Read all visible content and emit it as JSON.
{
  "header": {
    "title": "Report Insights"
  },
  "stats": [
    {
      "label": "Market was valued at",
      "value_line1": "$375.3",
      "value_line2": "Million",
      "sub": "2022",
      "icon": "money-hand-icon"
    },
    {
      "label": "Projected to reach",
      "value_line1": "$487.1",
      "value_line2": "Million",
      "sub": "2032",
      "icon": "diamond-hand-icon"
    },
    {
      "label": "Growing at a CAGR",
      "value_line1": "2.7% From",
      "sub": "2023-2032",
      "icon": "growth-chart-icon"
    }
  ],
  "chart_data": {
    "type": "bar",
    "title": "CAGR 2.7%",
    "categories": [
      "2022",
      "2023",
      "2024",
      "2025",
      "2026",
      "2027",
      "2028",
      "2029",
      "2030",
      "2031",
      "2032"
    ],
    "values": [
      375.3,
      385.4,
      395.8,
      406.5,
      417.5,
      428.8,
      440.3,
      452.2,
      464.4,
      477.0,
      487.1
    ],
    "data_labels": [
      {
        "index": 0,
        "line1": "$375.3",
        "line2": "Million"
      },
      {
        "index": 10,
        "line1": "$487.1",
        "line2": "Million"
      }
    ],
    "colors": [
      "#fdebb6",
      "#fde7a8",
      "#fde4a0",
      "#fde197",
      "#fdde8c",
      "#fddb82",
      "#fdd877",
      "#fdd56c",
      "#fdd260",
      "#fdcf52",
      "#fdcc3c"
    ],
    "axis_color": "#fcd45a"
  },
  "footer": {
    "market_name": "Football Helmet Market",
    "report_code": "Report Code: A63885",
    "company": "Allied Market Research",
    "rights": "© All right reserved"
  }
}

- [AIM OF THE EXERCISE]:
Retype all the material above precisely, with no line left out.

- [SOLUTION]:
Read all visible content and emit it as JSON.
{
  "header": {
    "title": "Report Insights"
  },
  "stats": [
    {
      "label": "Market was valued at",
      "value_line1": "$375.3",
      "value_line2": "Million",
      "sub": "2022",
      "icon": "money-hand-icon"
    },
    {
      "label": "Projected to reach",
      "value_line1": "$487.1",
      "value_line2": "Million",
      "sub": "2032",
      "icon": "diamond-hand-icon"
    },
    {
      "label": "Growing at a CAGR",
      "value_line1": "2.7% From",
      "sub": "2023-2032",
      "icon": "growth-chart-icon"
    }
  ],
  "chart_data": {
    "type": "bar",
    "title": "CAGR 2.7%",
    "categories": [
      "2022",
      "2023",
      "2024",
      "2025",
      "2026",
      "2027",
      "2028",
      "2029",
      "2030",
      "2031",
      "2032"
    ],
    "values": [
      375.3,
      385.4,
      395.8,
      406.5,
      417.5,
      428.8,
      440.3,
      452.2,
      464.4,
      477.0,
      487.1
    ],
    "data_labels": [
      {
        "index": 0,
        "line1": "$375.3",
        "line2": "Million"
      },
      {
        "index": 10,
        "line1": "$487.1",
        "line2": "Million"
      }
    ],
    "colors": [
      "#fdebb6",
      "#fde7a8",
      "#fde4a0",
      "#fde197",
      "#fdde8c",
      "#fddb82",
      "#fdd877",
      "#fdd56c",
      "#fdd260",
      "#fdcf52",
      "#fdcc3c"
    ],
    "axis_color": "#fcd45a"
  },
  "footer": {
    "market_name": "Football Helmet Market",
    "report_code": "Report Code: A63885",
    "company": "Allied Market Research",
    "rights": "© All right reserved"
  }
}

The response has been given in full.